"""
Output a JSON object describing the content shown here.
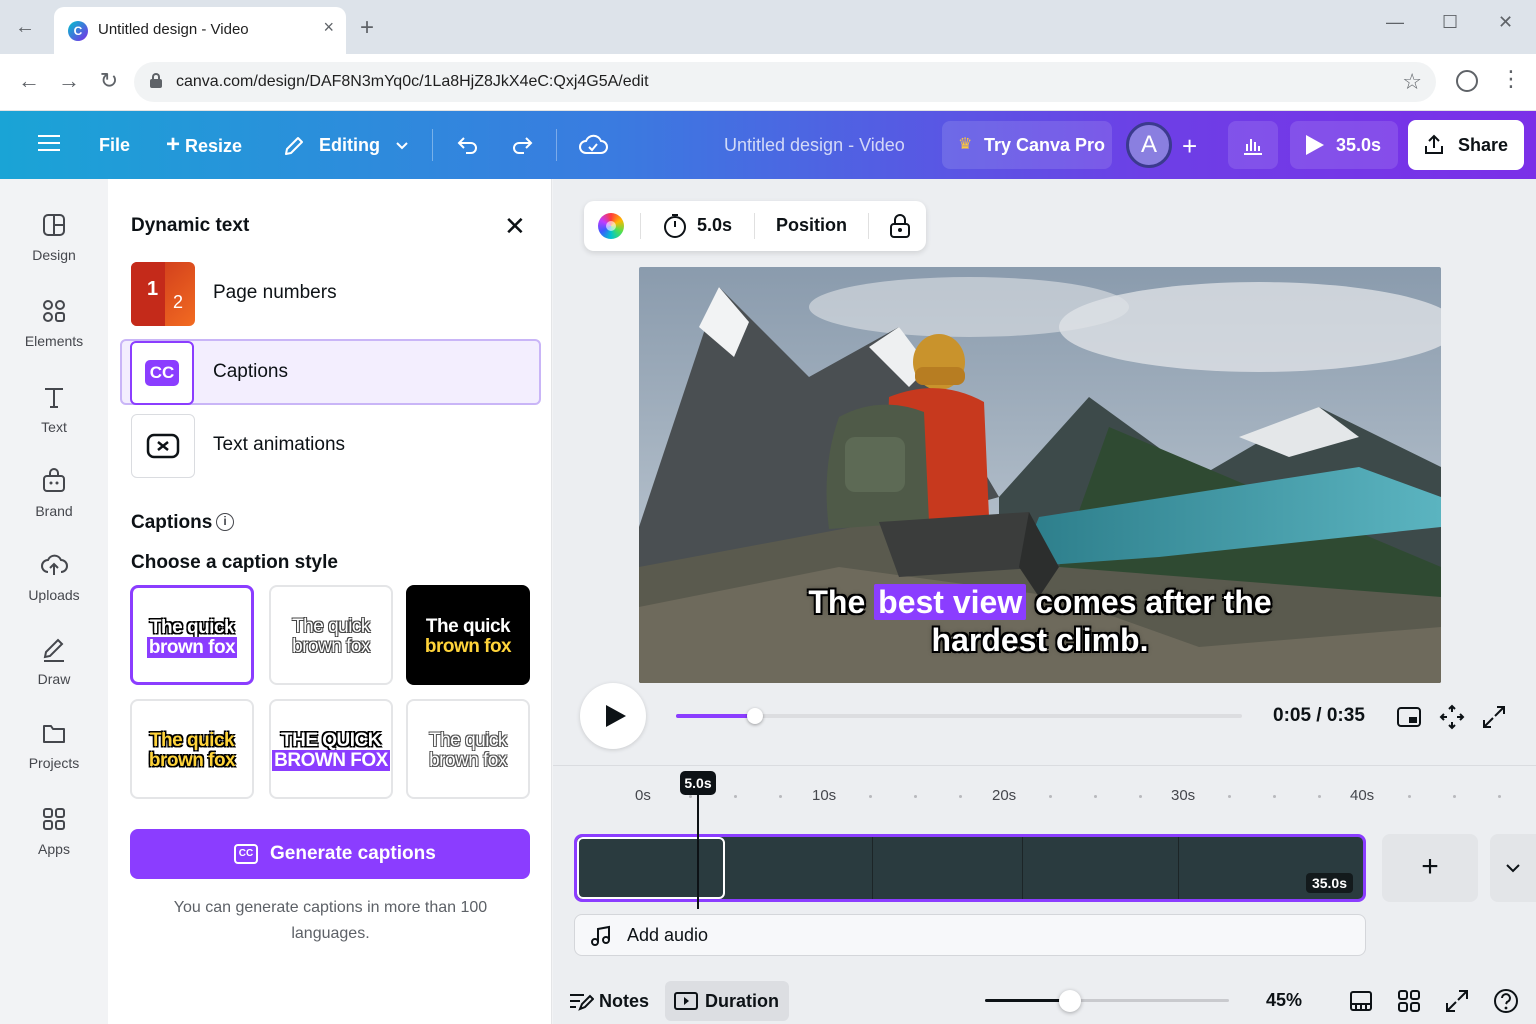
{
  "browser": {
    "tab_title": "Untitled design - Video",
    "url": "canva.com/design/DAF8N3mYq0c/1La8HjZ8JkX4eC:Qxj4G5A/edit"
  },
  "header": {
    "file": "File",
    "resize": "Resize",
    "editing": "Editing",
    "design_title": "Untitled design - Video",
    "try_pro": "Try Canva Pro",
    "avatar_initial": "A",
    "duration": "35.0s",
    "share": "Share"
  },
  "rail": {
    "items": [
      {
        "label": "Design",
        "icon": "design-icon"
      },
      {
        "label": "Elements",
        "icon": "elements-icon"
      },
      {
        "label": "Text",
        "icon": "text-icon"
      },
      {
        "label": "Brand",
        "icon": "brand-icon"
      },
      {
        "label": "Uploads",
        "icon": "uploads-icon"
      },
      {
        "label": "Draw",
        "icon": "draw-icon"
      },
      {
        "label": "Projects",
        "icon": "projects-icon"
      },
      {
        "label": "Apps",
        "icon": "apps-icon"
      }
    ]
  },
  "panel": {
    "title": "Dynamic text",
    "options": [
      {
        "label": "Page numbers",
        "thumb_num_1": "1",
        "thumb_num_2": "2"
      },
      {
        "label": "Captions",
        "thumb_text": "CC"
      },
      {
        "label": "Text animations"
      }
    ],
    "section_title": "Captions",
    "choose_title": "Choose a caption style",
    "styles": [
      {
        "line1": "The quick",
        "line2": "brown fox"
      },
      {
        "line1": "The quick",
        "line2": "brown fox"
      },
      {
        "line1": "The quick",
        "line2": "brown fox"
      },
      {
        "line1": "The quick",
        "line2": "brown fox"
      },
      {
        "line1": "THE QUICK",
        "line2": "BROWN FOX"
      },
      {
        "line1": "The quick",
        "line2": "brown fox"
      }
    ],
    "generate_button": "Generate captions",
    "generate_icon_text": "CC",
    "note": "You can generate captions in more than 100 languages."
  },
  "toolbar": {
    "duration": "5.0s",
    "position": "Position"
  },
  "canvas": {
    "caption_pre": "The ",
    "caption_highlight": "best view",
    "caption_post": " comes after the",
    "caption_line2": "hardest climb."
  },
  "player": {
    "time": "0:05 / 0:35",
    "progress_fraction": 0.14
  },
  "timeline": {
    "playhead_label": "5.0s",
    "ticks": [
      "0s",
      "10s",
      "20s",
      "30s",
      "40s"
    ],
    "track_duration": "35.0s",
    "add_audio": "Add audio"
  },
  "bottom": {
    "notes": "Notes",
    "duration": "Duration",
    "zoom": "45%",
    "zoom_fraction": 0.35
  },
  "colors": {
    "accent": "#8b3dff",
    "header_start": "#1aa4d6",
    "header_end": "#7b2fe8"
  }
}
"""
Make an exact reproduction of the listing above, without any pictures.

— SOLUTION FOR THIS EXERCISE —
Output a JSON object describing the content shown here.
{
  "browser": {
    "tab_title": "Untitled design - Video",
    "url": "canva.com/design/DAF8N3mYq0c/1La8HjZ8JkX4eC:Qxj4G5A/edit"
  },
  "header": {
    "file": "File",
    "resize": "Resize",
    "editing": "Editing",
    "design_title": "Untitled design - Video",
    "try_pro": "Try Canva Pro",
    "avatar_initial": "A",
    "duration": "35.0s",
    "share": "Share"
  },
  "rail": {
    "items": [
      {
        "label": "Design",
        "icon": "design-icon"
      },
      {
        "label": "Elements",
        "icon": "elements-icon"
      },
      {
        "label": "Text",
        "icon": "text-icon"
      },
      {
        "label": "Brand",
        "icon": "brand-icon"
      },
      {
        "label": "Uploads",
        "icon": "uploads-icon"
      },
      {
        "label": "Draw",
        "icon": "draw-icon"
      },
      {
        "label": "Projects",
        "icon": "projects-icon"
      },
      {
        "label": "Apps",
        "icon": "apps-icon"
      }
    ]
  },
  "panel": {
    "title": "Dynamic text",
    "options": [
      {
        "label": "Page numbers",
        "thumb_num_1": "1",
        "thumb_num_2": "2"
      },
      {
        "label": "Captions",
        "thumb_text": "CC"
      },
      {
        "label": "Text animations"
      }
    ],
    "section_title": "Captions",
    "choose_title": "Choose a caption style",
    "styles": [
      {
        "line1": "The quick",
        "line2": "brown fox"
      },
      {
        "line1": "The quick",
        "line2": "brown fox"
      },
      {
        "line1": "The quick",
        "line2": "brown fox"
      },
      {
        "line1": "The quick",
        "line2": "brown fox"
      },
      {
        "line1": "THE QUICK",
        "line2": "BROWN FOX"
      },
      {
        "line1": "The quick",
        "line2": "brown fox"
      }
    ],
    "generate_button": "Generate captions",
    "generate_icon_text": "CC",
    "note": "You can generate captions in more than 100 languages."
  },
  "toolbar": {
    "duration": "5.0s",
    "position": "Position"
  },
  "canvas": {
    "caption_pre": "The ",
    "caption_highlight": "best view",
    "caption_post": " comes after the",
    "caption_line2": "hardest climb."
  },
  "player": {
    "time": "0:05 / 0:35",
    "progress_fraction": 0.14
  },
  "timeline": {
    "playhead_label": "5.0s",
    "ticks": [
      "0s",
      "10s",
      "20s",
      "30s",
      "40s"
    ],
    "track_duration": "35.0s",
    "add_audio": "Add audio"
  },
  "bottom": {
    "notes": "Notes",
    "duration": "Duration",
    "zoom": "45%",
    "zoom_fraction": 0.35
  },
  "colors": {
    "accent": "#8b3dff",
    "header_start": "#1aa4d6",
    "header_end": "#7b2fe8"
  }
}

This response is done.